Quoted passage -

——

Heartbreaking beauty of Ni No Kuni: Wrath of the White Witch

Ni No Kuni preview More than just a Ghibli face
The visual quality of Ni No Kuni: Wrath of the White Witch is so impressive, the upcoming PlayStation 3 role-playing game often resembles an interactive Studio Ghibli movie. No matter your angle, Ni No Kuni is bright, beguiling, and beautiful – even in the face of disparities between its animated cutscenes and in-game action.

Given the storytelling pedigree of co-developers Studio Ghibli and Level-5 – and the latter's prowess in the role-playing game genre – my hope was Ni No Kuni can be as enchanting as Spirited Away, yet underlined by the kind of design that makes Dark Cloud 2 so deep.

Based on my brief experience with the final build, there's legitimate cause for optimism; however, concerns remain. There are, at the very least, the seeds of curiosity in Ni No Kuni.

A JRPG is only ever going to reveal so much in its first few hours, and Ni No Kuni is no exception, with the first 40 minutes of the game reserved for storytelling. The initial gameplay downtime allowed me the chance to soak in the gorgeously presented prologue, which introduces the suburban life of 13-year-old Oliver and his mother Arie. It's all very quaint, with Oliver's endearing innocence a touch more in line with Disney than Ghibli. Things then take a turn for the tragic after Arie's weak heart fails her in an accident, leaving Oliver on his own.

The tragic soon becomes the absolutely peculiar with the introduction of Drippy, Oliver's stuffed toy somehow transformed by the devastated boy's tears into a small fairy. He more resembles a dumpy banana in a onesie, but Drippy's look is nothing compared to the thick Welsh accent emitted from his tiny frame. Deep, rough, and not unlike the shouty twang of comedian Rhod Gilbert, it's totally out of place in the game's neat and cutesy presentation. It's also exactly what makes Drippy interesting.

Ni No Kuni preview More than just a Ghibli face
Presented in his Welsh accent, Drippy's modern, carefree disposition and peculiar lingo are wonderfully distinct against the fairytale fare of Ni No Kuni's opening. He uses terms like 'proper massive' and 'tidy,' and even refers to another character by saying "his name is enough to make most folk brick it." Studio Ghibli is revered for taking the fairytale model and sprinkling its own personality all over it, and Drippy has the potential to be another weird yet charming example of that, albeit not the kind you might expect.

——

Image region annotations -
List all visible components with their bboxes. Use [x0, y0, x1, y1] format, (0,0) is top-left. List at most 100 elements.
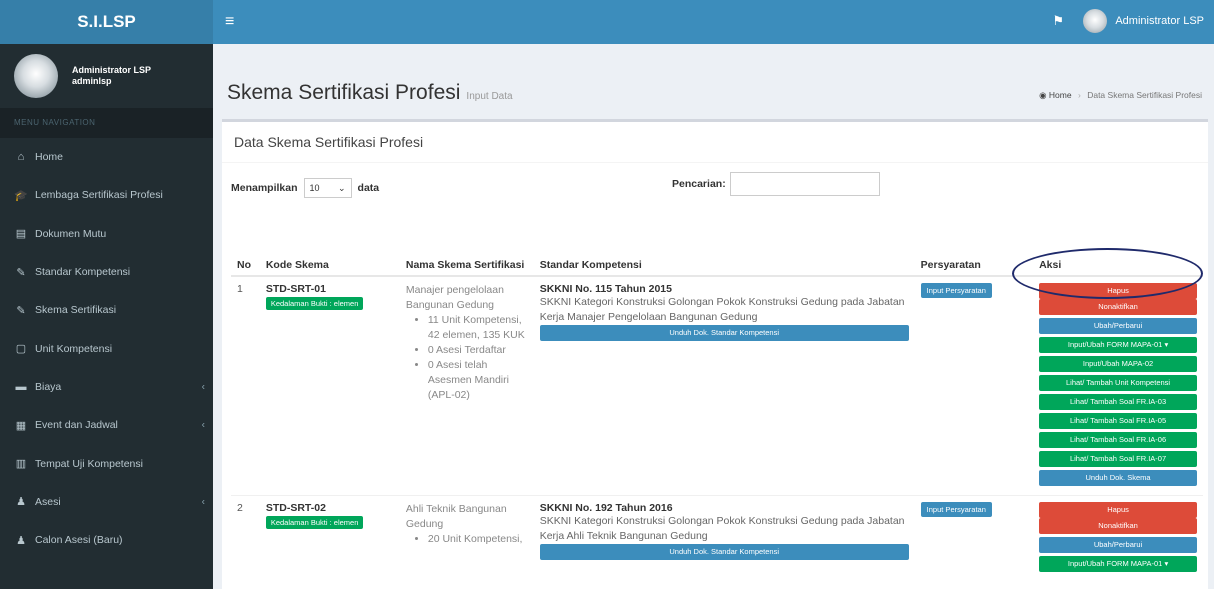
top-user-menu[interactable]: Administrator LSP	[1083, 9, 1204, 33]
mapa01-button[interactable]: Input/Ubah FORM MAPA-01 ▾	[1039, 556, 1197, 572]
list-item: 11 Unit Kompetensi, 42 elemen, 135 KUK	[428, 313, 528, 343]
top-navbar: ≡ ⚑ Administrator LSP	[213, 0, 1214, 44]
sidebar-item-home[interactable]: ⌂ Home	[0, 138, 213, 176]
sidebar-item-dokumen-mutu[interactable]: ▤ Dokumen Mutu	[0, 215, 213, 253]
column-header-aksi[interactable]: Aksi	[1033, 222, 1203, 277]
edit-button[interactable]: Ubah/Perbarui	[1039, 318, 1197, 334]
list-item: 0 Asesi telah Asesmen Mandiri (APL-02)	[428, 358, 528, 403]
sidebar-item-label: Calon Asesi (Baru)	[35, 534, 123, 547]
avatar	[1083, 9, 1108, 33]
table-header-row: No Kode Skema Nama Skema Sertifikasi Sta…	[231, 222, 1203, 277]
sidebar-item-lembaga-sertifikasi-profesi[interactable]: 🎓 Lembaga Sertifikasi Profesi	[0, 176, 213, 214]
sidebar-item-label: Skema Sertifikasi	[35, 304, 117, 317]
sidebar-item-skema-sertifikasi[interactable]: ✎ Skema Sertifikasi	[0, 291, 213, 329]
input-requirements-button[interactable]: Input Persyaratan	[920, 283, 992, 298]
sidebar-item-tempat-uji-kompetensi[interactable]: ▥ Tempat Uji Kompetensi	[0, 444, 213, 482]
document-icon: ▢	[15, 343, 27, 356]
standard-description: SKKNI Kategori Konstruksi Golongan Pokok…	[539, 515, 905, 542]
sidebar-item-event-dan-jadwal[interactable]: ▦ Event dan Jadwal ‹	[0, 406, 213, 444]
delete-button[interactable]: Hapus	[1039, 502, 1197, 518]
sidebar-item-standar-kompetensi[interactable]: ✎ Standar Kompetensi	[0, 253, 213, 291]
sidebar-item-biaya[interactable]: ▬ Biaya ‹	[0, 368, 213, 406]
evidence-badge: Kedalaman Bukti : elemen	[265, 516, 364, 529]
sidebar: S.I.LSP Administrator LSP adminlsp MENU …	[0, 0, 213, 589]
deactivate-button[interactable]: Nonaktifkan	[1039, 518, 1197, 534]
chevron-left-icon: ‹	[201, 381, 205, 393]
menu-toggle-icon[interactable]: ≡	[225, 13, 234, 31]
column-header-no[interactable]: No	[231, 222, 260, 277]
page-length-value: 10	[309, 183, 320, 193]
show-label: Menampilkan	[231, 182, 298, 194]
evidence-badge: Kedalaman Bukti : elemen	[265, 297, 364, 310]
sidebar-item-label: Biaya	[35, 380, 62, 393]
app-logo[interactable]: S.I.LSP	[0, 0, 213, 44]
sidebar-item-label: Dokumen Mutu	[35, 227, 107, 240]
edit-button[interactable]: Ubah/Perbarui	[1039, 537, 1197, 553]
row-no: 2	[231, 495, 260, 581]
home-icon: ⌂	[17, 151, 25, 164]
list-item: 20 Unit Kompetensi,	[428, 532, 528, 547]
sidebar-item-label: Lembaga Sertifikasi Profesi	[35, 189, 163, 202]
tools-icon: ✎	[16, 266, 26, 279]
chevron-down-icon: ⌄	[337, 182, 346, 193]
sidebar-item-label: Unit Kompetensi	[35, 342, 113, 355]
flag-icon[interactable]: ⚑	[1052, 13, 1064, 29]
top-user-name: Administrator LSP	[1115, 15, 1204, 27]
column-header-nama[interactable]: Nama Skema Sertifikasi	[399, 222, 534, 277]
mapa02-button[interactable]: Input/Ubah MAPA-02	[1039, 356, 1197, 372]
chevron-left-icon: ‹	[201, 496, 205, 508]
search-input[interactable]	[729, 172, 880, 196]
mapa01-button[interactable]: Input/Ubah FORM MAPA-01 ▾	[1039, 337, 1197, 353]
row-kode: STD-SRT-01	[265, 283, 326, 295]
users-icon: ♟	[16, 534, 26, 547]
sidebar-item-calon-asesi-baru[interactable]: ♟ Calon Asesi (Baru)	[0, 521, 213, 559]
input-requirements-button[interactable]: Input Persyaratan	[920, 502, 992, 517]
ia03-button[interactable]: Lihat/ Tambah Soal FR.IA-03	[1039, 394, 1197, 410]
box-divider	[222, 162, 1208, 163]
ia05-button[interactable]: Lihat/ Tambah Soal FR.IA-05	[1039, 413, 1197, 429]
sidebar-item-unit-kompetensi[interactable]: ▢ Unit Kompetensi	[0, 329, 213, 367]
content: Skema Sertifikasi Profesi Input Data ◉ Ho…	[213, 44, 1214, 589]
show-suffix: data	[357, 182, 380, 194]
deactivate-button[interactable]: Nonaktifkan	[1039, 299, 1197, 315]
graduation-cap-icon: 🎓	[14, 189, 28, 202]
column-header-persyaratan[interactable]: Persyaratan	[914, 222, 1034, 277]
breadcrumb-current: Data Skema Sertifikasi Profesi	[1087, 90, 1202, 100]
schema-table: No Kode Skema Nama Skema Sertifikasi Sta…	[231, 222, 1203, 581]
sidebar-user-login: adminlsp	[72, 76, 112, 86]
money-icon: ▬	[15, 380, 27, 393]
delete-button[interactable]: Hapus	[1039, 283, 1197, 299]
list-item: 0 Asesi Terdaftar	[428, 343, 528, 358]
row-nama: Ahli Teknik Bangunan Gedung	[405, 503, 507, 530]
mapa01-button-label: Input/Ubah FORM MAPA-01	[1067, 340, 1163, 349]
table-row: 2 STD-SRT-02 Kedalaman Bukti : elemen Ah…	[231, 495, 1203, 581]
table-row: 1 STD-SRT-01 Kedalaman Bukti : elemen Ma…	[231, 275, 1203, 496]
mapa01-button-label: Input/Ubah FORM MAPA-01	[1067, 559, 1163, 568]
sidebar-item-label: Home	[35, 151, 64, 164]
page-subtitle: Input Data	[466, 91, 513, 102]
breadcrumb: ◉ Home › Data Skema Sertifikasi Profesi	[1039, 90, 1202, 101]
row-no: 1	[231, 275, 260, 496]
download-schema-button[interactable]: Unduh Dok. Skema	[1039, 470, 1197, 486]
download-standard-button[interactable]: Unduh Dok. Standar Kompetensi	[539, 544, 909, 560]
download-standard-button[interactable]: Unduh Dok. Standar Kompetensi	[539, 325, 909, 341]
column-header-standar[interactable]: Standar Kompetensi	[533, 222, 915, 277]
users-icon: ♟	[16, 496, 26, 509]
edit-icon: ✎	[16, 304, 26, 317]
calendar-icon: ▦	[15, 419, 27, 432]
home-icon: ◉	[1039, 90, 1047, 100]
breadcrumb-home[interactable]: Home	[1049, 90, 1072, 100]
column-header-kode[interactable]: Kode Skema	[259, 222, 400, 277]
menu-header: MENU NAVIGATION	[0, 108, 213, 138]
page-length-select[interactable]: 10 ⌄	[303, 178, 352, 198]
unit-competency-button[interactable]: Lihat/ Tambah Unit Kompetensi	[1039, 375, 1197, 391]
standard-description: SKKNI Kategori Konstruksi Golongan Pokok…	[539, 296, 905, 323]
ia07-button[interactable]: Lihat/ Tambah Soal FR.IA-07	[1039, 451, 1197, 467]
standard-title: SKKNI No. 192 Tahun 2016	[539, 502, 673, 514]
chevron-down-icon: ▾	[1164, 559, 1169, 568]
search-label: Pencarian:	[672, 178, 726, 190]
ia06-button[interactable]: Lihat/ Tambah Soal FR.IA-06	[1039, 432, 1197, 448]
sidebar-menu: ⌂ Home 🎓 Lembaga Sertifikasi Profesi ▤ Dokume…	[0, 138, 213, 559]
sidebar-item-asesi[interactable]: ♟ Asesi ‹	[0, 483, 213, 521]
box-title: Data Skema Sertifikasi Profesi	[234, 134, 424, 150]
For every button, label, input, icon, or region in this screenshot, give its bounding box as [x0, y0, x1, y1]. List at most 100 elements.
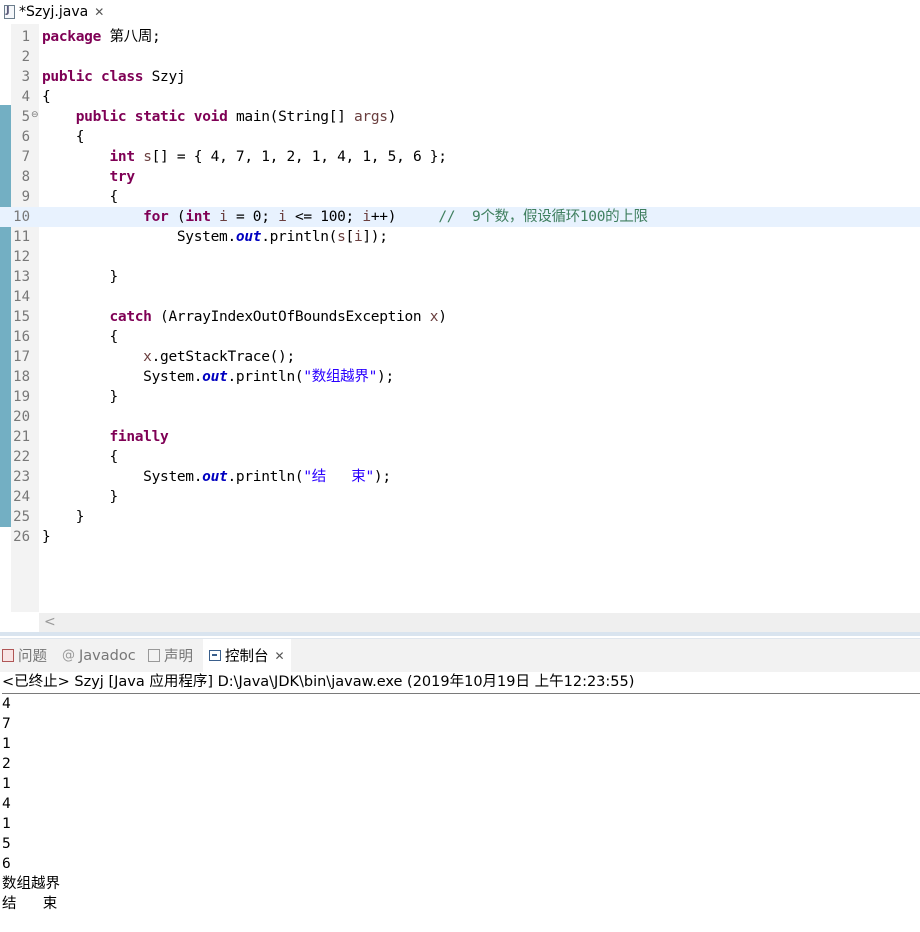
line-number: 10 [13, 209, 30, 225]
code-text: } [42, 269, 118, 285]
code-line[interactable]: 15 catch (ArrayIndexOutOfBoundsException… [0, 307, 920, 327]
line-number: 25 [13, 509, 30, 525]
line-number: 16 [13, 329, 30, 345]
code-text: package 第八周; [42, 29, 161, 45]
code-text: } [42, 389, 118, 405]
line-number: 8 [21, 169, 30, 185]
code-text: System.out.println("数组越界"); [42, 369, 394, 385]
code-line[interactable]: 2 [0, 47, 920, 67]
code-text: { [42, 189, 118, 205]
code-line[interactable]: 19 } [0, 387, 920, 407]
code-text: System.out.println("结 束"); [42, 469, 391, 485]
line-number: 6 [21, 129, 30, 145]
code-line[interactable]: 10 for (int i = 0; i <= 100; i++) // 9个数… [0, 207, 920, 227]
line-number: 24 [13, 489, 30, 505]
console-output-line: 4 [2, 696, 11, 712]
code-editor[interactable]: 1 package 第八周; 2 3 public class Szyj 4{5 ⊖ pub… [0, 24, 920, 635]
declaration-icon [148, 649, 160, 662]
close-icon[interactable]: ✕ [94, 5, 104, 19]
tab-javadoc-label: Javadoc [79, 647, 136, 664]
code-line[interactable]: 21 finally [0, 427, 920, 447]
code-text: x.getStackTrace(); [143, 349, 295, 365]
code-text: finally [109, 429, 169, 445]
line-number: 13 [13, 269, 30, 285]
java-file-icon [4, 5, 15, 19]
code-text: { [42, 89, 51, 105]
view-divider [0, 632, 920, 636]
console-output-line: 1 [2, 736, 11, 752]
code-line[interactable]: 24 } [0, 487, 920, 507]
line-number: 22 [13, 449, 30, 465]
console-output-line: 1 [2, 776, 11, 792]
scroll-left-icon[interactable]: < [44, 614, 56, 630]
code-line[interactable]: 23 System.out.println("结 束"); [0, 467, 920, 487]
line-number: 5 [21, 109, 30, 125]
editor-tab-szyj-java[interactable]: *Szyj.java ✕ [0, 0, 115, 24]
line-number: 3 [21, 69, 30, 85]
console-status-line: <已终止> Szyj [Java 应用程序] D:\Java\JDK\bin\j… [2, 671, 920, 694]
line-number: 9 [21, 189, 30, 205]
code-line[interactable]: 11 System.out.println(s[i]); [0, 227, 920, 247]
line-number: 23 [13, 469, 30, 485]
console-output-line: 数组越界 [2, 876, 60, 892]
console-output[interactable]: 4 7 1 2 1 4 1 5 6 数组越界结 束 [2, 694, 920, 914]
tab-console[interactable]: 控制台 ✕ [203, 639, 291, 672]
code-text: { [42, 449, 118, 465]
code-line[interactable]: 16 { [0, 327, 920, 347]
code-line[interactable]: 3 public class Szyj [0, 67, 920, 87]
line-number: 18 [13, 369, 30, 385]
code-line[interactable]: 26} [0, 527, 920, 547]
console-output-line: 6 [2, 856, 11, 872]
console-output-line: 4 [2, 796, 11, 812]
code-text: for (int i = 0; i <= 100; i++) // 9个数，假设… [143, 209, 648, 225]
code-line[interactable]: 4{ [0, 87, 920, 107]
console-tab-bar: 问题 @ Javadoc 声明 控制台 ✕ [0, 638, 920, 672]
code-text: } [42, 529, 51, 545]
editor-tab-title: *Szyj.java [19, 4, 89, 20]
code-line[interactable]: 20 [0, 407, 920, 427]
code-line[interactable]: 25 } [0, 507, 920, 527]
editor-tab-bar: *Szyj.java ✕ [0, 0, 920, 24]
code-text: } [42, 489, 118, 505]
close-icon[interactable]: ✕ [275, 649, 285, 663]
tab-javadoc[interactable]: @ Javadoc [62, 639, 136, 672]
console-output-line: 1 [2, 816, 11, 832]
line-number: 26 [13, 529, 30, 545]
fold-toggle-icon[interactable]: ⊖ [31, 107, 39, 123]
code-line[interactable]: 8 try [0, 167, 920, 187]
code-line[interactable]: 5 ⊖ public static void main(String[] args… [0, 107, 920, 127]
code-text: public class Szyj [42, 69, 186, 85]
line-number: 2 [21, 49, 30, 65]
line-number: 15 [13, 309, 30, 325]
code-line[interactable]: 18 System.out.println("数组越界"); [0, 367, 920, 387]
line-number: 12 [13, 249, 30, 265]
code-line[interactable]: 22 { [0, 447, 920, 467]
line-number: 11 [13, 229, 30, 245]
line-number: 21 [13, 429, 30, 445]
line-number: 17 [13, 349, 30, 365]
code-line[interactable]: 14 [0, 287, 920, 307]
code-line[interactable]: 1 package 第八周; [0, 27, 920, 47]
code-text: { [42, 329, 118, 345]
code-text: System.out.println(s[i]); [42, 229, 388, 245]
problems-icon [2, 649, 14, 662]
code-line[interactable]: 13 } [0, 267, 920, 287]
code-text: catch (ArrayIndexOutOfBoundsException x) [109, 309, 447, 325]
line-number: 20 [13, 409, 30, 425]
tab-problems[interactable]: 问题 [2, 639, 47, 672]
code-lines[interactable]: 1 package 第八周; 2 3 public class Szyj 4{5 ⊖ pub… [0, 27, 920, 547]
tab-declaration[interactable]: 声明 [148, 639, 193, 672]
console-output-line: 5 [2, 836, 11, 852]
code-line[interactable]: 9 { [0, 187, 920, 207]
console-output-line: 2 [2, 756, 11, 772]
code-text: } [42, 509, 85, 525]
code-line[interactable]: 7 int s[] = { 4, 7, 1, 2, 1, 4, 1, 5, 6 … [0, 147, 920, 167]
code-line[interactable]: 6 { [0, 127, 920, 147]
code-line[interactable]: 17 x.getStackTrace(); [0, 347, 920, 367]
tab-declaration-label: 声明 [164, 649, 193, 665]
console-icon [209, 650, 221, 661]
line-number: 7 [21, 149, 30, 165]
code-line[interactable]: 12 [0, 247, 920, 267]
console-output-line: 结 束 [2, 896, 58, 912]
code-text: { [42, 129, 85, 145]
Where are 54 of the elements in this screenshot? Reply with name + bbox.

——

What you need to do -
A – Reproduce the Ni No Kuni preview word for word from "Heartbreaking beauty of" to "Cloud 2 so deep.".
B – In the Ni No Kuni preview, how much of the game's opening is reserved for storytelling?

The solutions -
A –
Heartbreaking beauty of Ni No Kuni: Wrath of the White Witch

Ni No Kuni preview More than just a Ghibli face
The visual quality of Ni No Kuni: Wrath of the White Witch is so impressive, the upcoming PlayStation 3 role-playing game often resembles an interactive Studio Ghibli movie. No matter your angle, Ni No Kuni is bright, beguiling, and beautiful – even in the face of disparities between its animated cutscenes and in-game action.

Given the storytelling pedigree of co-developers Studio Ghibli and Level-5 – and the latter's prowess in the role-playing game genre – my hope was Ni No Kuni can be as enchanting as Spirited Away, yet underlined by the kind of design that makes Dark Cloud 2 so deep.

B – The first 40 minutes.